◆ **Exercise requirements**
Check every line in the records below for the word "letter" and report how many have it, nothing more.

[Items from a figure collection]
****
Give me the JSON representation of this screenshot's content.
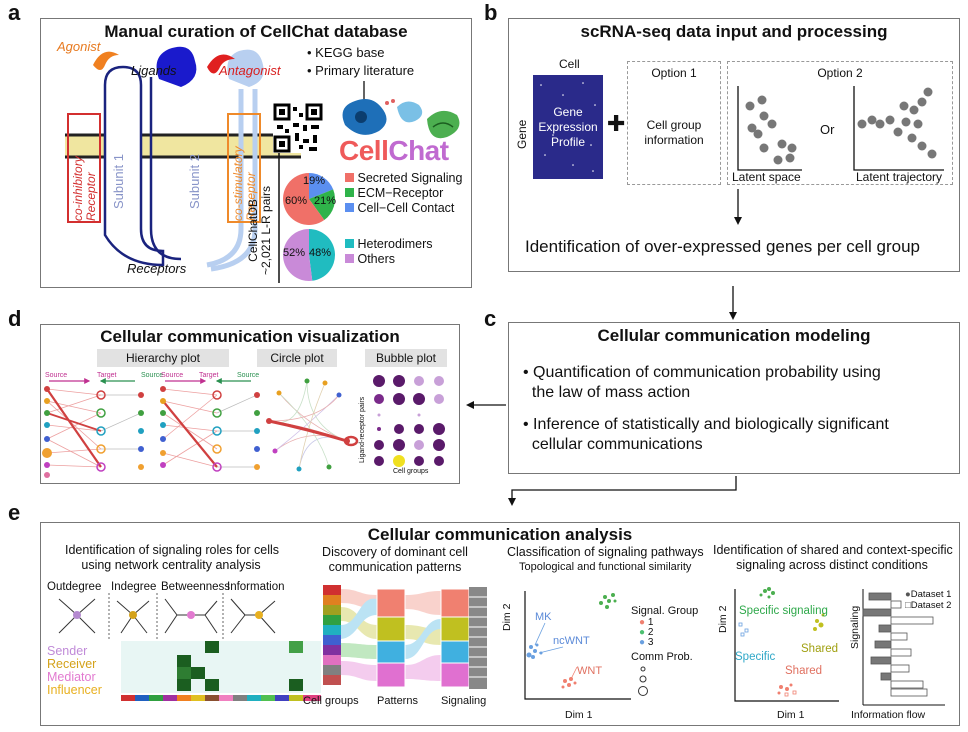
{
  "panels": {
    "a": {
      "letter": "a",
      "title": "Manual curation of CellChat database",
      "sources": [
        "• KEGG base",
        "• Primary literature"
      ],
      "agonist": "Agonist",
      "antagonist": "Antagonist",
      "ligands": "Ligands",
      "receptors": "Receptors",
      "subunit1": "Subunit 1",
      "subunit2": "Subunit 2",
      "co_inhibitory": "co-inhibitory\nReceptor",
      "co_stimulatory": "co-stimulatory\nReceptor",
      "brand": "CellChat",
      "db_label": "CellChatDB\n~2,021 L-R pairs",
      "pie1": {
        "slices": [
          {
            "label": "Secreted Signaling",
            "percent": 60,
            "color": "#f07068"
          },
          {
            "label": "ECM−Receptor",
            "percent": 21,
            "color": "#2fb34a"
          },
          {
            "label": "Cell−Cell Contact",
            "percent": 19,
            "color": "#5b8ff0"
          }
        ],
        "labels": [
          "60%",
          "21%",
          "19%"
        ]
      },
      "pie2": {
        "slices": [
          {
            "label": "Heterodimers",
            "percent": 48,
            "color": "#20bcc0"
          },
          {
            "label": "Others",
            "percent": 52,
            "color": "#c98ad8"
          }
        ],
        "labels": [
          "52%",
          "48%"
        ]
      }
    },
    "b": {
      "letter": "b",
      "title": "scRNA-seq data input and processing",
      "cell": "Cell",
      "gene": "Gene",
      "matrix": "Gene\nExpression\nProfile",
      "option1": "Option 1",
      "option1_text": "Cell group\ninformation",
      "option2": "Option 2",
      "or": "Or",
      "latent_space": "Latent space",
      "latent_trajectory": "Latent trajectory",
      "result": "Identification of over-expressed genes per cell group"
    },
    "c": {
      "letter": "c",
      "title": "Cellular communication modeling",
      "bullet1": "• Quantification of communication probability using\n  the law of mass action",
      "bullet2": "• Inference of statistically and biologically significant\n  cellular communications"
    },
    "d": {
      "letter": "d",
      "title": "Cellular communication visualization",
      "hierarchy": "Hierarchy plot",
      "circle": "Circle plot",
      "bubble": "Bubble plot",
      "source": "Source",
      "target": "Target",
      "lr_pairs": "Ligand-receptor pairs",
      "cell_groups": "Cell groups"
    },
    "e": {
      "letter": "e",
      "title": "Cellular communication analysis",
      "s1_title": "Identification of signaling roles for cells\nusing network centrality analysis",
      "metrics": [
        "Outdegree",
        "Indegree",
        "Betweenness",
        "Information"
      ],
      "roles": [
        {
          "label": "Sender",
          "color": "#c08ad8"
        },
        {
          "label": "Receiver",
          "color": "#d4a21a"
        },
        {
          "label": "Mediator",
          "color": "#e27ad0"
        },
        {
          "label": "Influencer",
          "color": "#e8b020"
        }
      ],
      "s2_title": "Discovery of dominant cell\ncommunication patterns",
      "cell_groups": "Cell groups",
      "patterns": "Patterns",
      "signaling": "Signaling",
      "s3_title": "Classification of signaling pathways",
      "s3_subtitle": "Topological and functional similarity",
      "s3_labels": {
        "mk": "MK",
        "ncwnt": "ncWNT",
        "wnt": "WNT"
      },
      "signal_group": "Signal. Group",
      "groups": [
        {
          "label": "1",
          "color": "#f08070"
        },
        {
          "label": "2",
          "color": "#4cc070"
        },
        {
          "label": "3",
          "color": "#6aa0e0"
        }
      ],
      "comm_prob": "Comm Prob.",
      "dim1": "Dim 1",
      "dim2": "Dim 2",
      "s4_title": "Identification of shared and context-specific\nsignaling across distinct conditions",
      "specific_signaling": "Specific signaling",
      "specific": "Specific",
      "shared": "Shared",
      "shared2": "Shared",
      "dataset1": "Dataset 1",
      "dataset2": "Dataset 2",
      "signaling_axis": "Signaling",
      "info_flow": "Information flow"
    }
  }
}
****
◆ **Solution to the problem**
5